Can you gather every line in the records below that contains the word "Text"?

● **Given records**
>>

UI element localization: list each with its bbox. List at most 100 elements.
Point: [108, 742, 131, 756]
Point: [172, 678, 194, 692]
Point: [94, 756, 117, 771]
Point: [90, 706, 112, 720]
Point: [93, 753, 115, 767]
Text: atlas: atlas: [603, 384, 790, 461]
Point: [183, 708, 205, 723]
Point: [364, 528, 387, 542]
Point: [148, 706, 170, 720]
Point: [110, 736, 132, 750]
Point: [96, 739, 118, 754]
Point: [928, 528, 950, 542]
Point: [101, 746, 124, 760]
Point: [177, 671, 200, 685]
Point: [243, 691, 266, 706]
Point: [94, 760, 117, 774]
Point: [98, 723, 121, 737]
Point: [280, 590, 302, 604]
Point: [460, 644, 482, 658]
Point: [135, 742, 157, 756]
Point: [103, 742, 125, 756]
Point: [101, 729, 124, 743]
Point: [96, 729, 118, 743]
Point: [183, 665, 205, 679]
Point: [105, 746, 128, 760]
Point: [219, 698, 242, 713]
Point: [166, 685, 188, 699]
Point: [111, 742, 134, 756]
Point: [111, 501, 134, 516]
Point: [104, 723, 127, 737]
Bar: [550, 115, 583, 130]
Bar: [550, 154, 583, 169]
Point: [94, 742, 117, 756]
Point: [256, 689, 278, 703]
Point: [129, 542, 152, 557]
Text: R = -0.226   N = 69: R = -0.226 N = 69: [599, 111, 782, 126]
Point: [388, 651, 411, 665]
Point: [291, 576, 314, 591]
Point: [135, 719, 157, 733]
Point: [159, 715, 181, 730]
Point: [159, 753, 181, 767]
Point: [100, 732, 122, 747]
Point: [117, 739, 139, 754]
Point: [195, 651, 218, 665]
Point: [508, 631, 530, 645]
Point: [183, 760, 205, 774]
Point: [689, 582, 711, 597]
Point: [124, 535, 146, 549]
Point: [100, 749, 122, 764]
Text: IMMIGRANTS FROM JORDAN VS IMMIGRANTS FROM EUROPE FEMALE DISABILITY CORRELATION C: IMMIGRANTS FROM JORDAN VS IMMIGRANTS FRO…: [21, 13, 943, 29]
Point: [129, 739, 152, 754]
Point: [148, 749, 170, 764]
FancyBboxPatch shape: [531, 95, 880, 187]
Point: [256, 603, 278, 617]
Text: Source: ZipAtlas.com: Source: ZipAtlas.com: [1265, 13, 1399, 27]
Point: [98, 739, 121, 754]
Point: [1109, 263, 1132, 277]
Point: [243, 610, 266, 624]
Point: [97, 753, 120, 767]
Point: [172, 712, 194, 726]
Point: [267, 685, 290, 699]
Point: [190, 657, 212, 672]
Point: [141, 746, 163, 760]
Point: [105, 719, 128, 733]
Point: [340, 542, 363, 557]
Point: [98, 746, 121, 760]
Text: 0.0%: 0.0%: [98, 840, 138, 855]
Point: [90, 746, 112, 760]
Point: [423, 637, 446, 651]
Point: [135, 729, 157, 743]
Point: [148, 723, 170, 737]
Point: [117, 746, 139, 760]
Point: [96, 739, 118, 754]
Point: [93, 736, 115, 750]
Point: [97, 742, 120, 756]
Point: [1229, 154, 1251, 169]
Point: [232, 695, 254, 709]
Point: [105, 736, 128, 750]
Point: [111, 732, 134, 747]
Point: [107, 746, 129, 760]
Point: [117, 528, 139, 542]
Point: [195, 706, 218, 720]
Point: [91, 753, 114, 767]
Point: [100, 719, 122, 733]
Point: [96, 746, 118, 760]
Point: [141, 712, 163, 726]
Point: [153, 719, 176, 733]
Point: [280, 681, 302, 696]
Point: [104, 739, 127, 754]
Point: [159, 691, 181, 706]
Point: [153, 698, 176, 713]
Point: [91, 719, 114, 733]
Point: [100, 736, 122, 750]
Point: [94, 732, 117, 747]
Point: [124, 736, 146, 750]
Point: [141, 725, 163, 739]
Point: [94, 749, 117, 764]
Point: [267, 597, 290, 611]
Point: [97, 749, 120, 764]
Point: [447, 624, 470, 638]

<<

● **Answer to the exercise**
Text: atlas: atlas: [603, 384, 790, 461]
Text: R = -0.226   N = 69: R = -0.226 N = 69: [599, 111, 782, 126]
Text: IMMIGRANTS FROM JORDAN VS IMMIGRANTS FROM EUROPE FEMALE DISABILITY CORRELATION C: IMMIGRANTS FROM JORDAN VS IMMIGRANTS FRO…: [21, 13, 943, 29]
Text: Source: ZipAtlas.com: Source: ZipAtlas.com: [1265, 13, 1399, 27]
Text: 0.0%: 0.0%: [98, 840, 138, 855]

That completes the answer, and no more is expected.